## GIVEN TASK
Below are records; state how many of their lines hold the word "ДОГАЗИФИКАЦИИ", and give only the figure.

## DATA LISTING
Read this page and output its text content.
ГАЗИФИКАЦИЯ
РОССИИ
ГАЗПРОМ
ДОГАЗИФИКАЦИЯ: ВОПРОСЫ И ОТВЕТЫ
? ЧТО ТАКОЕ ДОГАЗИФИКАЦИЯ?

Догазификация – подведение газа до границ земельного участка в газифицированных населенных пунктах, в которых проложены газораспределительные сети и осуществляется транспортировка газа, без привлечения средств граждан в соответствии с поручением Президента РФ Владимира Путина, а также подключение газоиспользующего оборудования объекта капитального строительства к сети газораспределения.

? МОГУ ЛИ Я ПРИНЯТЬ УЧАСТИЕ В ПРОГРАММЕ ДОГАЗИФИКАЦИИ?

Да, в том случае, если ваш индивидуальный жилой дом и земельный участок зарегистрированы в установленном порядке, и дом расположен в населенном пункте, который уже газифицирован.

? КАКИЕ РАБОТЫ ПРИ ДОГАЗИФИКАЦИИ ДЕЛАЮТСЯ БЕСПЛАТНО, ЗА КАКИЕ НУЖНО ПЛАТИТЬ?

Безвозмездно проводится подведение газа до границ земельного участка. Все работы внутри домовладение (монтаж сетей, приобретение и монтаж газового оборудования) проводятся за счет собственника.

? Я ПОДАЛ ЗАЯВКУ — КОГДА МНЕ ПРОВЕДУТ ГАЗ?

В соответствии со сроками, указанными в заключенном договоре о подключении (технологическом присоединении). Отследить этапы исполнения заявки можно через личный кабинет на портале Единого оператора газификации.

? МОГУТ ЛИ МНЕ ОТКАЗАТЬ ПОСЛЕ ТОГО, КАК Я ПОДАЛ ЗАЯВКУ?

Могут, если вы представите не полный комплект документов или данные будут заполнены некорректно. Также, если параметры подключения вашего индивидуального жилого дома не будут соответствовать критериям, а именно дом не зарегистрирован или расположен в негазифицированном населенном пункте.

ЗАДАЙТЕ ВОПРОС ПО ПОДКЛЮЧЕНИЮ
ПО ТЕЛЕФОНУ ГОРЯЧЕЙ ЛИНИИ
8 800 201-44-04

## FINAL ANSWER
2